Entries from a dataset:
################

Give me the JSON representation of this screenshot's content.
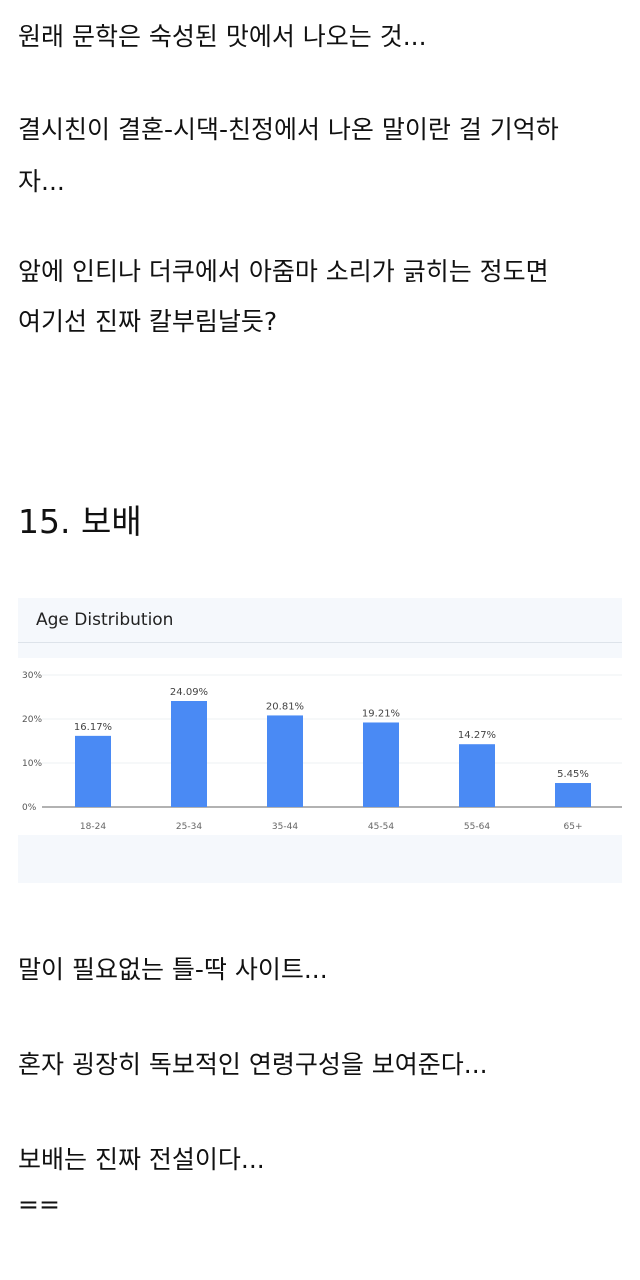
{
  "paragraphs": [
    "원래 문학은 숙성된 맛에서 나오는 것...",
    "결시친이 결혼-시댁-친정에서 나온 말이란 걸 기억하",
    "자...",
    "앞에 인티나 더쿠에서 아줌마 소리가 긁히는 정도면",
    "여기선 진짜 칼부림날듯?"
  ],
  "heading": "15. 보배",
  "closing": [
    "말이 필요없는 틀-딱 사이트...",
    "혼자 굉장히 독보적인 연령구성을 보여준다...",
    "보배는 진짜 전설이다...",
    "=="
  ],
  "chart_data": {
    "type": "bar",
    "title": "Age Distribution",
    "categories": [
      "18-24",
      "25-34",
      "35-44",
      "45-54",
      "55-64",
      "65+"
    ],
    "values": [
      16.17,
      24.09,
      20.81,
      19.21,
      14.27,
      5.45
    ],
    "data_labels": [
      "16.17%",
      "24.09%",
      "20.81%",
      "19.21%",
      "14.27%",
      "5.45%"
    ],
    "yticks": [
      "0%",
      "10%",
      "20%",
      "30%"
    ],
    "ylim": [
      0,
      30
    ],
    "grid": true,
    "bar_color": "#4a8af4"
  }
}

################

== What is expected ==
Keep the pictures out of your copy, and repeat every entry above exactly.

== Written answer ==
Give me the JSON representation of this screenshot's content.
{
  "paragraphs": [
    "원래 문학은 숙성된 맛에서 나오는 것...",
    "결시친이 결혼-시댁-친정에서 나온 말이란 걸 기억하",
    "자...",
    "앞에 인티나 더쿠에서 아줌마 소리가 긁히는 정도면",
    "여기선 진짜 칼부림날듯?"
  ],
  "heading": "15. 보배",
  "closing": [
    "말이 필요없는 틀-딱 사이트...",
    "혼자 굉장히 독보적인 연령구성을 보여준다...",
    "보배는 진짜 전설이다...",
    "=="
  ],
  "chart_data": {
    "type": "bar",
    "title": "Age Distribution",
    "categories": [
      "18-24",
      "25-34",
      "35-44",
      "45-54",
      "55-64",
      "65+"
    ],
    "values": [
      16.17,
      24.09,
      20.81,
      19.21,
      14.27,
      5.45
    ],
    "data_labels": [
      "16.17%",
      "24.09%",
      "20.81%",
      "19.21%",
      "14.27%",
      "5.45%"
    ],
    "yticks": [
      "0%",
      "10%",
      "20%",
      "30%"
    ],
    "ylim": [
      0,
      30
    ],
    "grid": true,
    "bar_color": "#4a8af4"
  }
}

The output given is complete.